TASK PROMPT = In the listing below, locate the lines that hold the string "this". Copy those lines.
* begin *
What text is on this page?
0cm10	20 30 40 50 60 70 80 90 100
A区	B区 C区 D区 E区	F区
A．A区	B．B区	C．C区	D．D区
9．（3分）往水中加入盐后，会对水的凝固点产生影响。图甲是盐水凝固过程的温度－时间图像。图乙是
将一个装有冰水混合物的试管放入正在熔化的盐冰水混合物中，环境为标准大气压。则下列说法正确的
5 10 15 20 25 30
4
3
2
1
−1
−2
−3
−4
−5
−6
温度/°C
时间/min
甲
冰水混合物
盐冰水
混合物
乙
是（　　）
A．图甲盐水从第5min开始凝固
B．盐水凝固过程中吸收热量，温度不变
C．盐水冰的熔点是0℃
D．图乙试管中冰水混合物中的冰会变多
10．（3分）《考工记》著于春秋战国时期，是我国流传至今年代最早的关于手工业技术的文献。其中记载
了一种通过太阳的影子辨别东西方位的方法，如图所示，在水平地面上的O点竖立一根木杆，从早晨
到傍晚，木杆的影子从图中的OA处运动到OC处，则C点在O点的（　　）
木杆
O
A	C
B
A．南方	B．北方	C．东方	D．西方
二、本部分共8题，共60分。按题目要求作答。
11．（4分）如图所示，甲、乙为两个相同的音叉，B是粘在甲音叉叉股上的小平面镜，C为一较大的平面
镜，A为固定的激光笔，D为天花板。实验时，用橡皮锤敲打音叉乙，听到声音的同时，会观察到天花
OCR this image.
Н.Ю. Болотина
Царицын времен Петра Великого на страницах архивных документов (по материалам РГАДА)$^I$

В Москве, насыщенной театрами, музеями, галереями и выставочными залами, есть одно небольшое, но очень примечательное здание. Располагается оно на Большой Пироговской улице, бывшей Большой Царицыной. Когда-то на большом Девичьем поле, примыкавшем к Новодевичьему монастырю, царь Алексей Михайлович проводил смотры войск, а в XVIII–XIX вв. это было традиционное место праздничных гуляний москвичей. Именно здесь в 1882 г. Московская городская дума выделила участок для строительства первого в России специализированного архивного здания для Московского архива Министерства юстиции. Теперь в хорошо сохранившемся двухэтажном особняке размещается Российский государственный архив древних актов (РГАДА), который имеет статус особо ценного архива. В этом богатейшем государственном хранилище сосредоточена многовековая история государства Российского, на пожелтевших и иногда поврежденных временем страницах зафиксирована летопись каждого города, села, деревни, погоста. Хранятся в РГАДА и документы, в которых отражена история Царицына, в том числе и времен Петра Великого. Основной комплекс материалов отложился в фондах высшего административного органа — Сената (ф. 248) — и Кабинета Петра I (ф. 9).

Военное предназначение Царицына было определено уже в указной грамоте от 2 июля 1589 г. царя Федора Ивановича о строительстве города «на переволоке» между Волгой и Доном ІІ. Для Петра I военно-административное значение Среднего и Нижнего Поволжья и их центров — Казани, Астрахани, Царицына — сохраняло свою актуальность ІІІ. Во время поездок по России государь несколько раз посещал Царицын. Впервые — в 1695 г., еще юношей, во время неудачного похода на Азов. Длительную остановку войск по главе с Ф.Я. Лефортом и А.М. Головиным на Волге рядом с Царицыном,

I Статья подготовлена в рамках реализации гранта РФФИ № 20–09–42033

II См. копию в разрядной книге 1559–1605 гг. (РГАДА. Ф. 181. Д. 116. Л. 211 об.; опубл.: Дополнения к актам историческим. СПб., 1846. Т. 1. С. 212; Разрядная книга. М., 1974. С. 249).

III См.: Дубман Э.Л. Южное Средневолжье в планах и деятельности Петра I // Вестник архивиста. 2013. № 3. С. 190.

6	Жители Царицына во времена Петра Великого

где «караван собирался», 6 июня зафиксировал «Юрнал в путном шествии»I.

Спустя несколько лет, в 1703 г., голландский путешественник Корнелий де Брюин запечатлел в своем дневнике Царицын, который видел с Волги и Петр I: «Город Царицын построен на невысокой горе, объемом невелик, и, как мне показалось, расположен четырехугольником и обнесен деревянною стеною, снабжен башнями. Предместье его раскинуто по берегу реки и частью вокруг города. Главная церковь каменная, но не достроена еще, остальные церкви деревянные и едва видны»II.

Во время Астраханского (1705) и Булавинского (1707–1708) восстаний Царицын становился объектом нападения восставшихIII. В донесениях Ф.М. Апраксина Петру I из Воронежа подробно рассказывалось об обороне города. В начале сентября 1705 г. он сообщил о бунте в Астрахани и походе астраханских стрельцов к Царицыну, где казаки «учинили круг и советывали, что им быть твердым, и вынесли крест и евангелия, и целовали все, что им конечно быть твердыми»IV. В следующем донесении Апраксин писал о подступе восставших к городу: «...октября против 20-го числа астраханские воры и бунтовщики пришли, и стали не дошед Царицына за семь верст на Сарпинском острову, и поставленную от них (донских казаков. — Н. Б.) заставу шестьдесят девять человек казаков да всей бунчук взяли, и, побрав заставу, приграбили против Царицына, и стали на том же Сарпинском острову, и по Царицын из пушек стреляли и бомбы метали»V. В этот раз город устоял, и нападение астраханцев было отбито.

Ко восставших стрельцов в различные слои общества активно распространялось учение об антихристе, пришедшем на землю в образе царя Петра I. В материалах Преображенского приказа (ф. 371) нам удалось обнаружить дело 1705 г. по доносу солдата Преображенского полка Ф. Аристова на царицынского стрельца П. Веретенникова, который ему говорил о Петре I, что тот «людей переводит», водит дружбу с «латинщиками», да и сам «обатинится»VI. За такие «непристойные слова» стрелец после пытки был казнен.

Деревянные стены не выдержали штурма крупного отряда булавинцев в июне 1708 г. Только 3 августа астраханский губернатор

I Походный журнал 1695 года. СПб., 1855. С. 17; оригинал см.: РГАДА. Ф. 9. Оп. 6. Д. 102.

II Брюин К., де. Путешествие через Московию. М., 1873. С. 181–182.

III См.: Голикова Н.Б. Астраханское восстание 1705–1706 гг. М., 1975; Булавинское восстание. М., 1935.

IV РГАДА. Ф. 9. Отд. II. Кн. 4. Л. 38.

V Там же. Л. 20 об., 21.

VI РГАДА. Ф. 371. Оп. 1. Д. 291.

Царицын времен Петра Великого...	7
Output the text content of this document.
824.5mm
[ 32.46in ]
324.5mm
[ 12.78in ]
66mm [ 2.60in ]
* end *
TASK ANSWER =
What text is on this page?
OCR this image.
Output the text content of this document.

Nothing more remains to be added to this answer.